[Start RECORD SET]

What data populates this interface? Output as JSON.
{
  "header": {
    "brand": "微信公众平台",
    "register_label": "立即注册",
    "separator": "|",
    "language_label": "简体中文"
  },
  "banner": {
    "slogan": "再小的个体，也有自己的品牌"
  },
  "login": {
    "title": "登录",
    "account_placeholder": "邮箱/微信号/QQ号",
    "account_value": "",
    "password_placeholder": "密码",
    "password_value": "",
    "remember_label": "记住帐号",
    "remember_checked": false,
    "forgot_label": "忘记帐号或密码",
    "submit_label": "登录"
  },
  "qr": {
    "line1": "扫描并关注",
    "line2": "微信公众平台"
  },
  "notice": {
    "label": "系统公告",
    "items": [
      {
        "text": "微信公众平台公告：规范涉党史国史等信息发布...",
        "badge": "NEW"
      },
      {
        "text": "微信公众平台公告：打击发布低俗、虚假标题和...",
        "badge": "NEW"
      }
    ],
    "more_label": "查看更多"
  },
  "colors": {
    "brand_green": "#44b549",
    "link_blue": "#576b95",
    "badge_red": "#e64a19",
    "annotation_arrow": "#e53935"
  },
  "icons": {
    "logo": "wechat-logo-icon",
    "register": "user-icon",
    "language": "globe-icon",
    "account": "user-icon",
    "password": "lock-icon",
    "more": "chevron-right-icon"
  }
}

[End RECORD SET]
[Start RECORD SET]

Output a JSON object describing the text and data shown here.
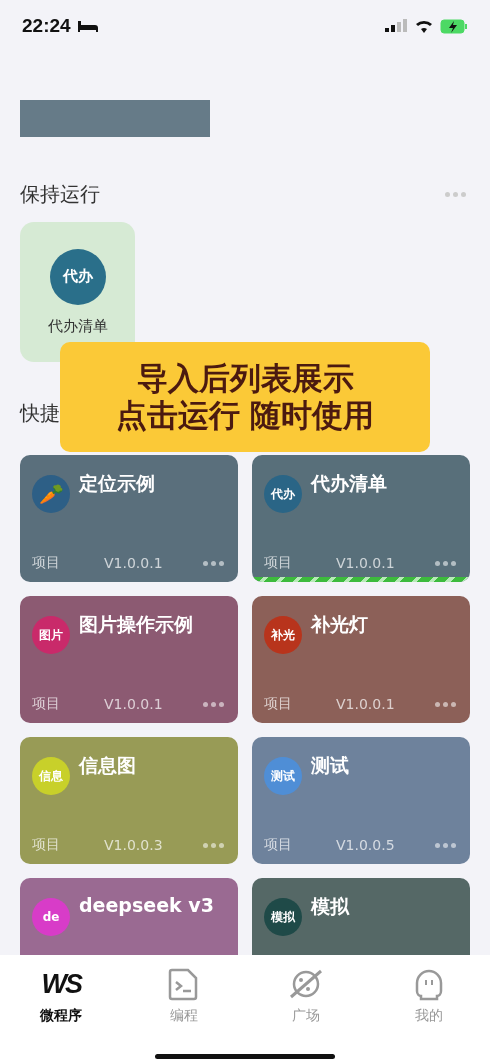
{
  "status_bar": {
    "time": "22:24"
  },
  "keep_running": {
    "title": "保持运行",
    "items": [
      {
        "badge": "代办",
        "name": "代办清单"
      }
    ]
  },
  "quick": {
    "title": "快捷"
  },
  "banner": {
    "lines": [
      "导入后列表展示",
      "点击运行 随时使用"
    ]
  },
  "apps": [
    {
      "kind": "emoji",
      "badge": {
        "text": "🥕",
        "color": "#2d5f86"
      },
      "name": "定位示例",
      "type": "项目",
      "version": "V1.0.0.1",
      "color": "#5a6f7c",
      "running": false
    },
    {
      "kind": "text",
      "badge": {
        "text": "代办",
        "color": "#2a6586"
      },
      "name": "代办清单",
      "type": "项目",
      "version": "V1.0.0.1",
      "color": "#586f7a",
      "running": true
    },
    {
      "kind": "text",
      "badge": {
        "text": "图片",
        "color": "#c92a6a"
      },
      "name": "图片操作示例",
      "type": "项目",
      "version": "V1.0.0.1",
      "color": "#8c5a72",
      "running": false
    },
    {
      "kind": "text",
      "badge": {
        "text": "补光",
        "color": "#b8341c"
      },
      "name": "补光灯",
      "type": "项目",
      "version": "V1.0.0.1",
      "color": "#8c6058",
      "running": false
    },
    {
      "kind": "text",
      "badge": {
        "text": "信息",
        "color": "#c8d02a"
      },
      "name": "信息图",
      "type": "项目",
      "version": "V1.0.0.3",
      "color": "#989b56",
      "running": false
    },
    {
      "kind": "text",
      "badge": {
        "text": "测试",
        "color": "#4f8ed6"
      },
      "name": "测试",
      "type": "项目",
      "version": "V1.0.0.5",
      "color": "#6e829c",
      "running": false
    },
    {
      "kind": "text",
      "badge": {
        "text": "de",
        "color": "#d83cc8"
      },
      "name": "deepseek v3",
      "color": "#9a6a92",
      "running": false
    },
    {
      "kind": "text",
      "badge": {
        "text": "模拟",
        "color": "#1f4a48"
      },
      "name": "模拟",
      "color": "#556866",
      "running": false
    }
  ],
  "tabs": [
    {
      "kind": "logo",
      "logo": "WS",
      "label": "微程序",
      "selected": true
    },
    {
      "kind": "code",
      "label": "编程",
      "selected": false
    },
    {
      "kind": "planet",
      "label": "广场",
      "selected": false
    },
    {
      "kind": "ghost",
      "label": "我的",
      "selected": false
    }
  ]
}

[End RECORD SET]

## [DESCRIPTION OF THE TASK]
Read the data above and pull out each line that holds the string "Output".

## [WRITTEN RESPONSE]
What data populates this interface? Output as JSON.
Output a JSON object describing the text and data shown here.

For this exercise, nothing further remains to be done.